Modèle aéroélastique de l’aile en flottement

Après une de ses premières observations il y a plus d’un siècle lors d’un vol du bombardier Handley Page 0/400 durant la guerre 14-18, et de son étude par F. Lanchester [51] et L. Bairstow et A. Fage [3], l’instabilité de flottement reste encore aujourd’hui sous le feu des projecteurs dans le monde de l’aéroélasticité.

Comme son nom l’indique, l’aéroélasticité est l’étude de l’interaction entre une structure élastique et des forces aérodynamiques. La structure choisie dans ce manuscrit est l’aile d’avion. Néanmoins, les phénomènes physiques présentés dans ce manuscrit s’observent sur d’autres structures, comme les tabliers de pont ou le vol des insectes, le travail présenté reste alors encore pertinent. Dans le cadre de l’étude du flottement d’aile d’avion, le mouvement de l’aile est le plus souvent décomposé suivant son premier mode de flexion, correspondant à un mouvement de translation verticale aussi appelé pompage, et son premier mode de torsion, correspondant à un mouvement de rotation aussi appelé tangage, voir par exemple [8, 20, 28].

En utilisant ce formalisme, le flottement apparaît alors à une vitesse d’écoulement critique, appelée ici vitesse de flottement. Lorsque la vitesse de l’écoulement est inférieure à la vitesse de flottement, le travail des efforts aérodynamiques au cours d’un cycle d’oscillation est négatif et les forces structurelles et aérodynamiques se compensent, ainsi le mouvement de l’aile est amorti. Au contraire, si la vitesse de l’écoulement est supérieure à la vitesse de flottement, le travail des efforts aérodynamiques au cours d’un cycle d’oscillation est positif et les forces structurelles et aérodynamiques se cumulent, ainsi le mouvement de l’aile croît exponentiellement. C’est ce mécanisme qui est à l’origine de l’instabilité de flottement.

________

CONSIGNE: Recopiez le passage du texte sur le flottement de l'aile d'avion, de « En utilisant ce » à « l’instabilité de flottement. ». Ces données proviennent d'une autre source.

Relevés de la position des éléments
________

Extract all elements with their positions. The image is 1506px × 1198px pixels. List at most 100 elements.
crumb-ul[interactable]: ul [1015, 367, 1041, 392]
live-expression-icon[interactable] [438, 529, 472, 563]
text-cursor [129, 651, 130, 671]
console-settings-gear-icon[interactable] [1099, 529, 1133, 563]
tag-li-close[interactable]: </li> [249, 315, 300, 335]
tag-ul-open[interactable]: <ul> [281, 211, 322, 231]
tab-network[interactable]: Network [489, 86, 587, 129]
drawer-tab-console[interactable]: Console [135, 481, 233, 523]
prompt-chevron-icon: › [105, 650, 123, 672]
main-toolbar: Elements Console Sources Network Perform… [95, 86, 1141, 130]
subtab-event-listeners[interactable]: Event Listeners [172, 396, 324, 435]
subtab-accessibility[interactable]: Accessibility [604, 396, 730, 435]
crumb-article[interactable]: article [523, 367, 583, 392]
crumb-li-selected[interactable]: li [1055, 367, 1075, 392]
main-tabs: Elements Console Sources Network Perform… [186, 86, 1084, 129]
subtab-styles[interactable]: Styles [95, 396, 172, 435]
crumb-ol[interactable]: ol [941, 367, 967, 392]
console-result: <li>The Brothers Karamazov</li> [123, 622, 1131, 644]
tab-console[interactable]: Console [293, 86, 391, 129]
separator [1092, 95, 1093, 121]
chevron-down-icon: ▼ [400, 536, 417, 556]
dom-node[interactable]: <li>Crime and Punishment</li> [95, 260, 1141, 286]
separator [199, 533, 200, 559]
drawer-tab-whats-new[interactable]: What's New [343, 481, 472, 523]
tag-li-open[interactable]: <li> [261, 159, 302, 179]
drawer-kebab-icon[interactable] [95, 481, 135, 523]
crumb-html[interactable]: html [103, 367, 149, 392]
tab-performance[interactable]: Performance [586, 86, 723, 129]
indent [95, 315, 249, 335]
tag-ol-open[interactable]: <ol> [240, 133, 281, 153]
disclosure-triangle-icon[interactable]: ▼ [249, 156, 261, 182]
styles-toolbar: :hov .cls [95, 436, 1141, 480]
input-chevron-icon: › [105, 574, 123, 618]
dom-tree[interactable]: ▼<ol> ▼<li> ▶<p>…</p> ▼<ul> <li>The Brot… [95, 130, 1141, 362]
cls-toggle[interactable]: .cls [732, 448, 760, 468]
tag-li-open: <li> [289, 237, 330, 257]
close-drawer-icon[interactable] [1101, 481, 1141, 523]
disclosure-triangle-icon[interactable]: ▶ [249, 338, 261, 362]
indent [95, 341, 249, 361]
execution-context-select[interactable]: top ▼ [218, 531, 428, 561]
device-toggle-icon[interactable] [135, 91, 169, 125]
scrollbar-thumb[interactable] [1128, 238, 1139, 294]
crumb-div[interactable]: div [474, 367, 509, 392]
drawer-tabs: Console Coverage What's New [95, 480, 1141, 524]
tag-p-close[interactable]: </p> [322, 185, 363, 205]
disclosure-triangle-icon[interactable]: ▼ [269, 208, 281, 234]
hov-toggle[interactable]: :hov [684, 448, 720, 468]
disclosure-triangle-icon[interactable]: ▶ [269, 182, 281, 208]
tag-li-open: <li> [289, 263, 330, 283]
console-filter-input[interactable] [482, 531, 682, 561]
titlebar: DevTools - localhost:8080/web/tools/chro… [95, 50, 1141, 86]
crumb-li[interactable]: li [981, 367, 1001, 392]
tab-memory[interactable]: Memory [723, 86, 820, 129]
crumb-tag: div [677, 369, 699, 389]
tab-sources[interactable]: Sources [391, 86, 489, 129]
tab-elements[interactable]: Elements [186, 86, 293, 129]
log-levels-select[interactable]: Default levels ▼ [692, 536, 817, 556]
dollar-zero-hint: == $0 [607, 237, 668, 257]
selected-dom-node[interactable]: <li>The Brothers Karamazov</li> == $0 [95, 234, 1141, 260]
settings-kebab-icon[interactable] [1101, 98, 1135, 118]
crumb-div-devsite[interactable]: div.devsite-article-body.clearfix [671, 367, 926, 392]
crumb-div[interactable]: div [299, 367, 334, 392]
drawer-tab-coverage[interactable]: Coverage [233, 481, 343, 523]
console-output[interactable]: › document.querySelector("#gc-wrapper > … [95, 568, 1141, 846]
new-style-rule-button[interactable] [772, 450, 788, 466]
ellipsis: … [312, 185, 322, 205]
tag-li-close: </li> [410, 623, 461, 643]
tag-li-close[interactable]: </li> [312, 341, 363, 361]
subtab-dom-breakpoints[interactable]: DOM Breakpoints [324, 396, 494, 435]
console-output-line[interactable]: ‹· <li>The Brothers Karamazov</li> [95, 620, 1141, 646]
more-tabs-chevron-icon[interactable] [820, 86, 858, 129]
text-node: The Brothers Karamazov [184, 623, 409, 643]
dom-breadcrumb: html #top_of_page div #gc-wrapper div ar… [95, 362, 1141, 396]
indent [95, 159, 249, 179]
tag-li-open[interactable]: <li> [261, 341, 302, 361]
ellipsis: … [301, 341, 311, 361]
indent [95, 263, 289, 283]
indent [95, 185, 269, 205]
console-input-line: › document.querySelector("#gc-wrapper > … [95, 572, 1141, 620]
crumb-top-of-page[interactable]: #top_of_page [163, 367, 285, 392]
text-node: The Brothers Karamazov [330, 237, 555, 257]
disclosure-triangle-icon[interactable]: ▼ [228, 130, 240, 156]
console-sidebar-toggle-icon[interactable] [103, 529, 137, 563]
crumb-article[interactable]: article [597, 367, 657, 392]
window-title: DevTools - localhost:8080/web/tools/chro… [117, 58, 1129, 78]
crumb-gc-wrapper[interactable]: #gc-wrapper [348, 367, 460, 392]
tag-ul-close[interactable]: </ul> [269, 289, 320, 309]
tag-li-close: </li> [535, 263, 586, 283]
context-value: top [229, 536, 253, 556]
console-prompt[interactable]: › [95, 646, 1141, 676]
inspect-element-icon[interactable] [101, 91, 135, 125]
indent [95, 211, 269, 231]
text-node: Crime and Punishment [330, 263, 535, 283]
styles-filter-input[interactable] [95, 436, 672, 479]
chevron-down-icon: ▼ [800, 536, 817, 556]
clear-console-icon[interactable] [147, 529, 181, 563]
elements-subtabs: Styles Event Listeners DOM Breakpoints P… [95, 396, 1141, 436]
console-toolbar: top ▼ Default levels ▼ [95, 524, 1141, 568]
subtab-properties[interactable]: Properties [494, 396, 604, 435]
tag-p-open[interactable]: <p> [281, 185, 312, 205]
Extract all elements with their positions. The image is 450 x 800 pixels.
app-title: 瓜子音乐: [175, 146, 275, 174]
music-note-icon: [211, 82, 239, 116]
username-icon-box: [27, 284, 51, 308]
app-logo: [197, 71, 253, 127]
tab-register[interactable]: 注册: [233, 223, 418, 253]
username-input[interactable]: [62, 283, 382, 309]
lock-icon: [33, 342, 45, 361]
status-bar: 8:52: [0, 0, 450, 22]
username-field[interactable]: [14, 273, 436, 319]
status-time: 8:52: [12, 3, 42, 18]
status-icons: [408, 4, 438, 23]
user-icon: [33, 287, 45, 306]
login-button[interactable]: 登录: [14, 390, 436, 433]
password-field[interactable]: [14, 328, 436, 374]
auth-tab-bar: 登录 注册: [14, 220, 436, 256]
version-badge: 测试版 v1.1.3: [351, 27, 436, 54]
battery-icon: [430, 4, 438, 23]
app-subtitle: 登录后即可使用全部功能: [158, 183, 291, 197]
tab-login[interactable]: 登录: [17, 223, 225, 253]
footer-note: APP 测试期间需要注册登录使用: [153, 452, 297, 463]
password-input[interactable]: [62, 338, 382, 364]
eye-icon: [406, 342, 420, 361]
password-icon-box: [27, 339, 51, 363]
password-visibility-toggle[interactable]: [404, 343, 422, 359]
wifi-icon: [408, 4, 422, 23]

________

RÉPONSE COMPLÈTE:
En utilisant ce formalisme, le flottement apparaît alors à une vitesse d’écoulement critique, appelée ici vitesse de flottement. Lorsque la vitesse de l’écoulement est inférieure à la vitesse de flottement, le travail des efforts aérodynamiques au cours d’un cycle d’oscillation est négatif et les forces structurelles et aérodynamiques se compensent, ainsi le mouvement de l’aile est amorti. Au contraire, si la vitesse de l’écoulement est supérieure à la vitesse de flottement, le travail des efforts aérodynamiques au cours d’un cycle d’oscillation est positif et les forces structurelles et aérodynamiques se cumulent, ainsi le mouvement de l’aile croît exponentiellement. C’est ce mécanisme qui est à l’origine de l’instabilité de flottement.